■ What the task requires ■
Repeat the listing exactly as given, omitting every image.

■ The input ■
┌──

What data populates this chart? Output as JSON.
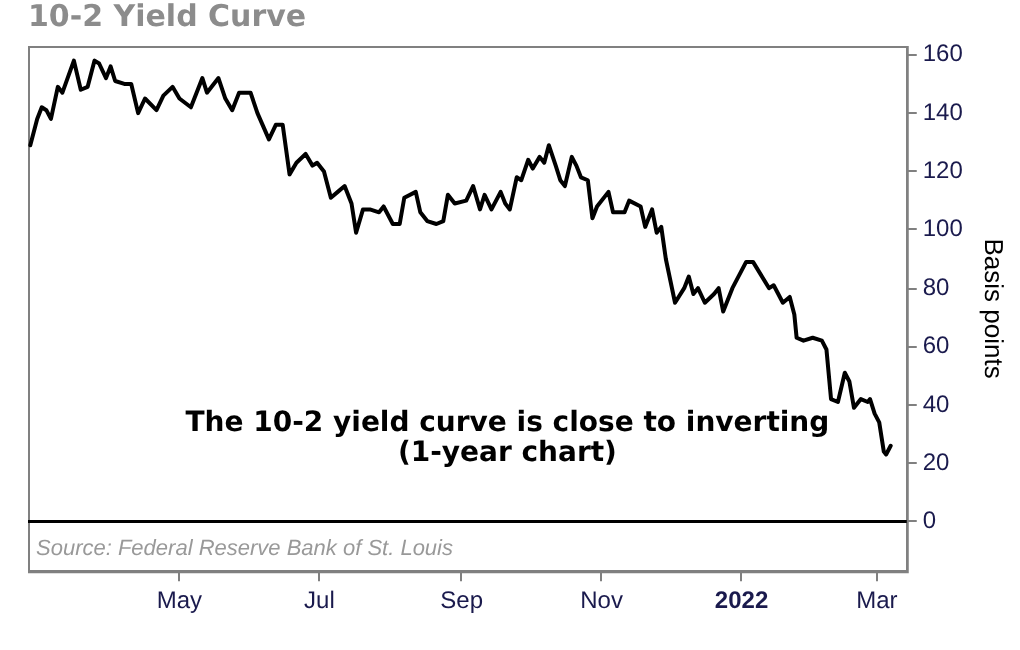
{
  "chart_data": {
    "type": "line",
    "title": "10-2 Yield Curve",
    "ylabel": "Basis points",
    "annotations": [
      "The 10-2 yield curve is close to inverting\n(1-year chart)",
      "Source: Federal Reserve Bank of St. Louis"
    ],
    "x": [
      "2021-02-25",
      "2021-02-28",
      "2021-03-02",
      "2021-03-04",
      "2021-03-06",
      "2021-03-09",
      "2021-03-11",
      "2021-03-16",
      "2021-03-19",
      "2021-03-22",
      "2021-03-25",
      "2021-03-27",
      "2021-03-30",
      "2021-04-01",
      "2021-04-03",
      "2021-04-07",
      "2021-04-10",
      "2021-04-13",
      "2021-04-16",
      "2021-04-21",
      "2021-04-24",
      "2021-04-28",
      "2021-05-01",
      "2021-05-06",
      "2021-05-11",
      "2021-05-13",
      "2021-05-18",
      "2021-05-21",
      "2021-05-24",
      "2021-05-27",
      "2021-06-01",
      "2021-06-04",
      "2021-06-09",
      "2021-06-12",
      "2021-06-15",
      "2021-06-18",
      "2021-06-21",
      "2021-06-25",
      "2021-06-28",
      "2021-06-30",
      "2021-07-03",
      "2021-07-06",
      "2021-07-09",
      "2021-07-12",
      "2021-07-15",
      "2021-07-17",
      "2021-07-20",
      "2021-07-23",
      "2021-07-27",
      "2021-07-29",
      "2021-08-02",
      "2021-08-05",
      "2021-08-07",
      "2021-08-12",
      "2021-08-14",
      "2021-08-17",
      "2021-08-21",
      "2021-08-24",
      "2021-08-26",
      "2021-08-29",
      "2021-09-03",
      "2021-09-06",
      "2021-09-09",
      "2021-09-11",
      "2021-09-14",
      "2021-09-18",
      "2021-09-20",
      "2021-09-22",
      "2021-09-25",
      "2021-09-27",
      "2021-09-30",
      "2021-10-02",
      "2021-10-05",
      "2021-10-07",
      "2021-10-09",
      "2021-10-12",
      "2021-10-14",
      "2021-10-16",
      "2021-10-19",
      "2021-10-21",
      "2021-10-23",
      "2021-10-26",
      "2021-10-28",
      "2021-10-30",
      "2021-11-04",
      "2021-11-06",
      "2021-11-11",
      "2021-11-13",
      "2021-11-18",
      "2021-11-20",
      "2021-11-23",
      "2021-11-25",
      "2021-11-27",
      "2021-11-29",
      "2021-12-03",
      "2021-12-07",
      "2021-12-09",
      "2021-12-11",
      "2021-12-13",
      "2021-12-16",
      "2021-12-20",
      "2021-12-22",
      "2021-12-24",
      "2021-12-28",
      "2022-01-03",
      "2022-01-06",
      "2022-01-13",
      "2022-01-15",
      "2022-01-19",
      "2022-01-22",
      "2022-01-24",
      "2022-01-25",
      "2022-01-28",
      "2022-02-01",
      "2022-02-05",
      "2022-02-07",
      "2022-02-09",
      "2022-02-12",
      "2022-02-15",
      "2022-02-17",
      "2022-02-19",
      "2022-02-22",
      "2022-02-25",
      "2022-02-26",
      "2022-02-28",
      "2022-03-02",
      "2022-03-04",
      "2022-03-05",
      "2022-03-07"
    ],
    "series": [
      {
        "color": "#000000",
        "values": [
          129,
          138,
          142,
          141,
          138,
          149,
          147,
          158,
          148,
          149,
          158,
          157,
          152,
          156,
          151,
          150,
          150,
          140,
          145,
          141,
          146,
          149,
          145,
          142,
          152,
          147,
          152,
          145,
          141,
          147,
          147,
          140,
          131,
          136,
          136,
          119,
          123,
          126,
          122,
          123,
          120,
          111,
          113,
          115,
          109,
          99,
          107,
          107,
          106,
          108,
          102,
          102,
          111,
          113,
          106,
          103,
          102,
          103,
          112,
          109,
          110,
          115,
          107,
          112,
          107,
          113,
          109,
          107,
          118,
          117,
          124,
          121,
          125,
          123,
          129,
          122,
          117,
          115,
          125,
          122,
          118,
          117,
          104,
          108,
          113,
          106,
          106,
          110,
          108,
          101,
          107,
          99,
          101,
          90,
          75,
          80,
          84,
          78,
          80,
          75,
          78,
          80,
          72,
          80,
          89,
          89,
          80,
          81,
          75,
          77,
          71,
          63,
          62,
          63,
          62,
          59,
          42,
          41,
          51,
          48,
          39,
          42,
          41,
          42,
          37,
          34,
          24,
          23,
          26
        ]
      }
    ],
    "xlim": [
      "2021-02-24",
      "2022-03-14"
    ],
    "xticks": [
      {
        "value": "2021-05-01",
        "label": "May"
      },
      {
        "value": "2021-07-01",
        "label": "Jul"
      },
      {
        "value": "2021-09-01",
        "label": "Sep"
      },
      {
        "value": "2021-11-01",
        "label": "Nov"
      },
      {
        "value": "2022-01-01",
        "label": "2022"
      },
      {
        "value": "2022-03-01",
        "label": "Mar"
      }
    ],
    "ylim": [
      -17,
      163
    ],
    "yticks": [
      0,
      20,
      40,
      60,
      80,
      100,
      120,
      140,
      160
    ],
    "ref_lines": [
      {
        "axis": "y",
        "value": 0,
        "color": "#000000"
      }
    ],
    "grid": false,
    "legend": false,
    "marker": "none",
    "line_style": "solid"
  }
}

└──

■ Written response ■
What data populates this chart? Output as JSON.
{
  "chart_data": {
    "type": "line",
    "title": "10-2 Yield Curve",
    "ylabel": "Basis points",
    "annotations": [
      "The 10-2 yield curve is close to inverting\n(1-year chart)",
      "Source: Federal Reserve Bank of St. Louis"
    ],
    "x": [
      "2021-02-25",
      "2021-02-28",
      "2021-03-02",
      "2021-03-04",
      "2021-03-06",
      "2021-03-09",
      "2021-03-11",
      "2021-03-16",
      "2021-03-19",
      "2021-03-22",
      "2021-03-25",
      "2021-03-27",
      "2021-03-30",
      "2021-04-01",
      "2021-04-03",
      "2021-04-07",
      "2021-04-10",
      "2021-04-13",
      "2021-04-16",
      "2021-04-21",
      "2021-04-24",
      "2021-04-28",
      "2021-05-01",
      "2021-05-06",
      "2021-05-11",
      "2021-05-13",
      "2021-05-18",
      "2021-05-21",
      "2021-05-24",
      "2021-05-27",
      "2021-06-01",
      "2021-06-04",
      "2021-06-09",
      "2021-06-12",
      "2021-06-15",
      "2021-06-18",
      "2021-06-21",
      "2021-06-25",
      "2021-06-28",
      "2021-06-30",
      "2021-07-03",
      "2021-07-06",
      "2021-07-09",
      "2021-07-12",
      "2021-07-15",
      "2021-07-17",
      "2021-07-20",
      "2021-07-23",
      "2021-07-27",
      "2021-07-29",
      "2021-08-02",
      "2021-08-05",
      "2021-08-07",
      "2021-08-12",
      "2021-08-14",
      "2021-08-17",
      "2021-08-21",
      "2021-08-24",
      "2021-08-26",
      "2021-08-29",
      "2021-09-03",
      "2021-09-06",
      "2021-09-09",
      "2021-09-11",
      "2021-09-14",
      "2021-09-18",
      "2021-09-20",
      "2021-09-22",
      "2021-09-25",
      "2021-09-27",
      "2021-09-30",
      "2021-10-02",
      "2021-10-05",
      "2021-10-07",
      "2021-10-09",
      "2021-10-12",
      "2021-10-14",
      "2021-10-16",
      "2021-10-19",
      "2021-10-21",
      "2021-10-23",
      "2021-10-26",
      "2021-10-28",
      "2021-10-30",
      "2021-11-04",
      "2021-11-06",
      "2021-11-11",
      "2021-11-13",
      "2021-11-18",
      "2021-11-20",
      "2021-11-23",
      "2021-11-25",
      "2021-11-27",
      "2021-11-29",
      "2021-12-03",
      "2021-12-07",
      "2021-12-09",
      "2021-12-11",
      "2021-12-13",
      "2021-12-16",
      "2021-12-20",
      "2021-12-22",
      "2021-12-24",
      "2021-12-28",
      "2022-01-03",
      "2022-01-06",
      "2022-01-13",
      "2022-01-15",
      "2022-01-19",
      "2022-01-22",
      "2022-01-24",
      "2022-01-25",
      "2022-01-28",
      "2022-02-01",
      "2022-02-05",
      "2022-02-07",
      "2022-02-09",
      "2022-02-12",
      "2022-02-15",
      "2022-02-17",
      "2022-02-19",
      "2022-02-22",
      "2022-02-25",
      "2022-02-26",
      "2022-02-28",
      "2022-03-02",
      "2022-03-04",
      "2022-03-05",
      "2022-03-07"
    ],
    "series": [
      {
        "color": "#000000",
        "values": [
          129,
          138,
          142,
          141,
          138,
          149,
          147,
          158,
          148,
          149,
          158,
          157,
          152,
          156,
          151,
          150,
          150,
          140,
          145,
          141,
          146,
          149,
          145,
          142,
          152,
          147,
          152,
          145,
          141,
          147,
          147,
          140,
          131,
          136,
          136,
          119,
          123,
          126,
          122,
          123,
          120,
          111,
          113,
          115,
          109,
          99,
          107,
          107,
          106,
          108,
          102,
          102,
          111,
          113,
          106,
          103,
          102,
          103,
          112,
          109,
          110,
          115,
          107,
          112,
          107,
          113,
          109,
          107,
          118,
          117,
          124,
          121,
          125,
          123,
          129,
          122,
          117,
          115,
          125,
          122,
          118,
          117,
          104,
          108,
          113,
          106,
          106,
          110,
          108,
          101,
          107,
          99,
          101,
          90,
          75,
          80,
          84,
          78,
          80,
          75,
          78,
          80,
          72,
          80,
          89,
          89,
          80,
          81,
          75,
          77,
          71,
          63,
          62,
          63,
          62,
          59,
          42,
          41,
          51,
          48,
          39,
          42,
          41,
          42,
          37,
          34,
          24,
          23,
          26
        ]
      }
    ],
    "xlim": [
      "2021-02-24",
      "2022-03-14"
    ],
    "xticks": [
      {
        "value": "2021-05-01",
        "label": "May"
      },
      {
        "value": "2021-07-01",
        "label": "Jul"
      },
      {
        "value": "2021-09-01",
        "label": "Sep"
      },
      {
        "value": "2021-11-01",
        "label": "Nov"
      },
      {
        "value": "2022-01-01",
        "label": "2022"
      },
      {
        "value": "2022-03-01",
        "label": "Mar"
      }
    ],
    "ylim": [
      -17,
      163
    ],
    "yticks": [
      0,
      20,
      40,
      60,
      80,
      100,
      120,
      140,
      160
    ],
    "ref_lines": [
      {
        "axis": "y",
        "value": 0,
        "color": "#000000"
      }
    ],
    "grid": false,
    "legend": false,
    "marker": "none",
    "line_style": "solid"
  }
}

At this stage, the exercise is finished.